Data records
•••

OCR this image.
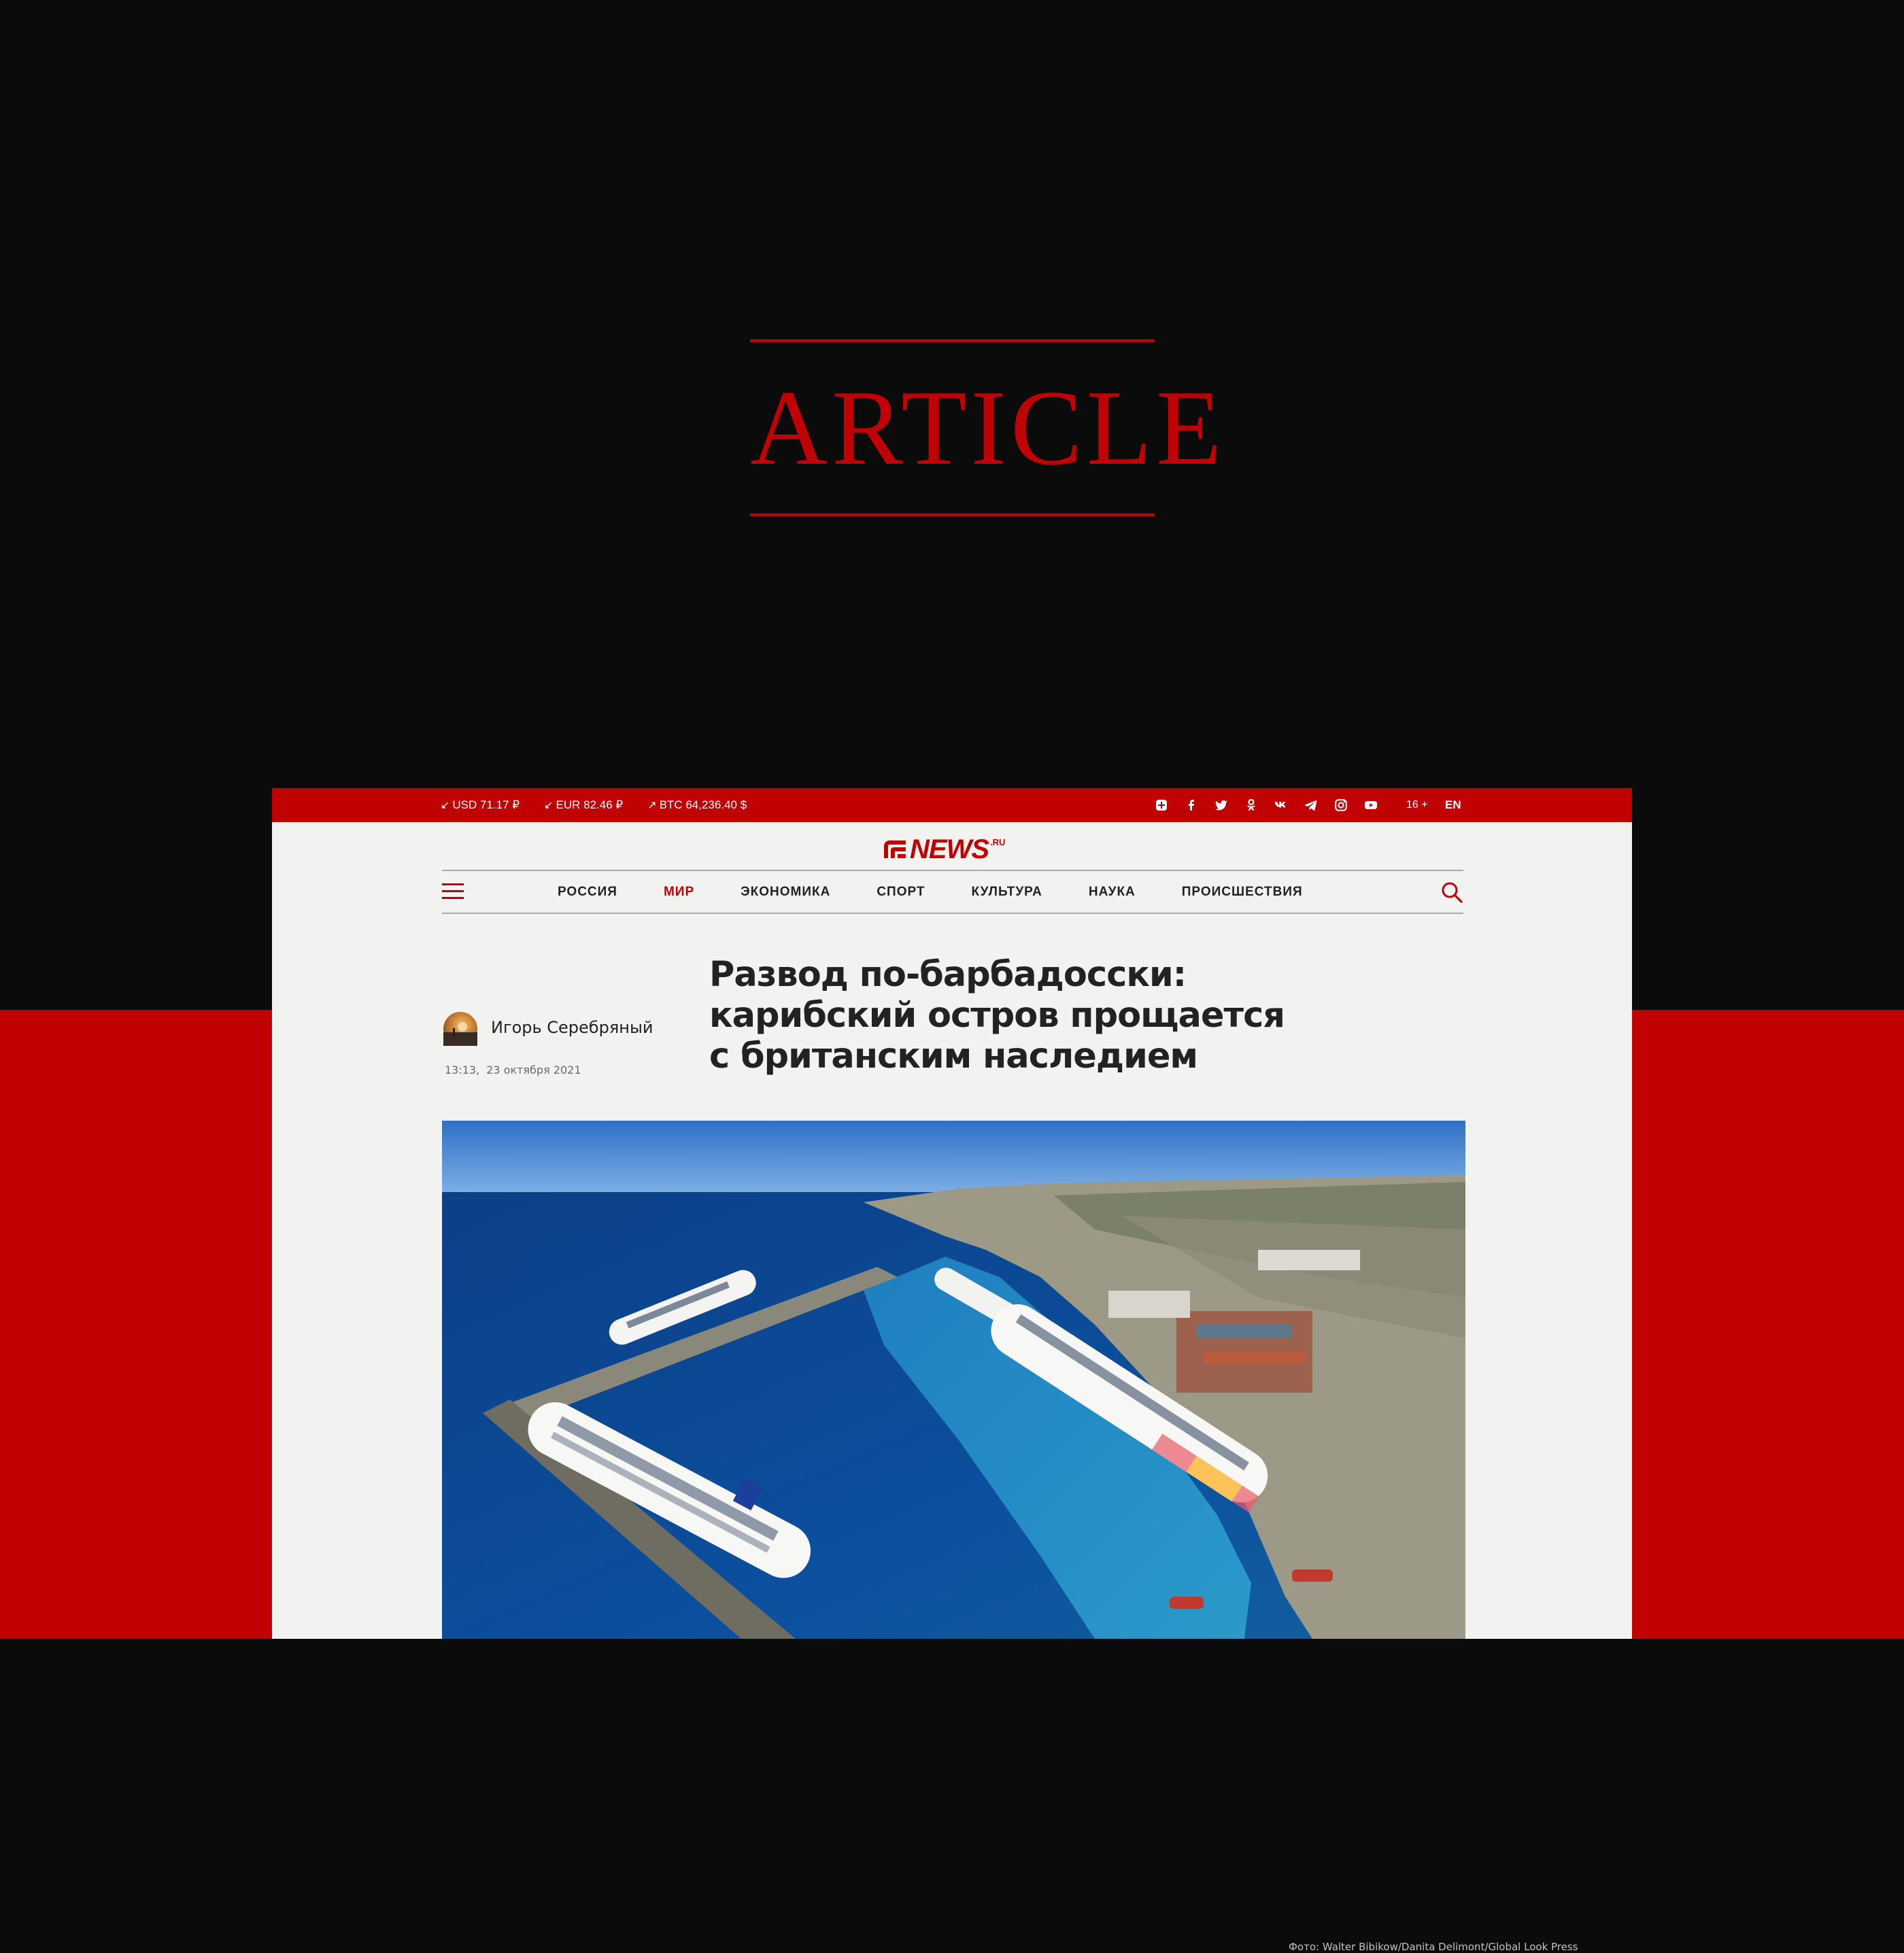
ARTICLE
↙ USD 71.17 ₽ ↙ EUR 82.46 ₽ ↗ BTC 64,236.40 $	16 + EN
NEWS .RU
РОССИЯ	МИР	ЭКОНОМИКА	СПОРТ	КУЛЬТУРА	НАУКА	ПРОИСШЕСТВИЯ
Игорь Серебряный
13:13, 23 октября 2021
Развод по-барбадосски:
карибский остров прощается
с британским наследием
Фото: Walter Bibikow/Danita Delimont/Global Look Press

•••

▸ AIM OF THE EXERCISE:
Omit the images and transcribe all of the records above word for word.

▸ FINAL RESULT:
OCR this image.
ARTICLE
↙ USD 71.17 ₽ ↙ EUR 82.46 ₽ ↗ BTC 64,236.40 $	16 + EN
NEWS .RU
РОССИЯ	МИР	ЭКОНОМИКА	СПОРТ	КУЛЬТУРА	НАУКА	ПРОИСШЕСТВИЯ
Игорь Серебряный
13:13, 23 октября 2021
Развод по-барбадосски:
карибский остров прощается
с британским наследием
Фото: Walter Bibikow/Danita Delimont/Global Look Press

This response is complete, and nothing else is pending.